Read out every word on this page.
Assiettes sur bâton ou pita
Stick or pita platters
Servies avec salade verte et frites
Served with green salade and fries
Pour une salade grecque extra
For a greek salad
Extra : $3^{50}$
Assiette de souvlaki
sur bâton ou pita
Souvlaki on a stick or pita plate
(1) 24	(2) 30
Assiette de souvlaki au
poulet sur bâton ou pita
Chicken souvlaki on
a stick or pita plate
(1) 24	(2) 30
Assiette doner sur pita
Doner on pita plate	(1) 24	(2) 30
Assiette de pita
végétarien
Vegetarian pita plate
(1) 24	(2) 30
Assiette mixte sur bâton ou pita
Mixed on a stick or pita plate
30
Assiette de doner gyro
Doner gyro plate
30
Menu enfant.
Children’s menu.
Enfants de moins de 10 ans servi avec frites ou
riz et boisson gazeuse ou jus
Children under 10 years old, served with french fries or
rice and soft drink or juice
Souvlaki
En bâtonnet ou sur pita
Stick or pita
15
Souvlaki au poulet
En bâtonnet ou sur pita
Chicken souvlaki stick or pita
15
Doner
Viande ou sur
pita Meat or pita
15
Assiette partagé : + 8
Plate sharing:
====================
_PROBLEM TO WORK ON_
Transcribe the whole listing with nothing added or left out.

_SOLVED PROBLEM_
Read out every word on this page.
Assiettes sur bâton ou pita
Stick or pita platters
Servies avec salade verte et frites
Served with green salade and fries
Pour une salade grecque extra
For a greek salad
Extra : $3^{50}$
Assiette de souvlaki
sur bâton ou pita
Souvlaki on a stick or pita plate
(1) 24	(2) 30
Assiette de souvlaki au
poulet sur bâton ou pita
Chicken souvlaki on
a stick or pita plate
(1) 24	(2) 30
Assiette doner sur pita
Doner on pita plate	(1) 24	(2) 30
Assiette de pita
végétarien
Vegetarian pita plate
(1) 24	(2) 30
Assiette mixte sur bâton ou pita
Mixed on a stick or pita plate
30
Assiette de doner gyro
Doner gyro plate
30
Menu enfant.
Children’s menu.
Enfants de moins de 10 ans servi avec frites ou
riz et boisson gazeuse ou jus
Children under 10 years old, served with french fries or
rice and soft drink or juice
Souvlaki
En bâtonnet ou sur pita
Stick or pita
15
Souvlaki au poulet
En bâtonnet ou sur pita
Chicken souvlaki stick or pita
15
Doner
Viande ou sur
pita Meat or pita
15
Assiette partagé : + 8
Plate sharing:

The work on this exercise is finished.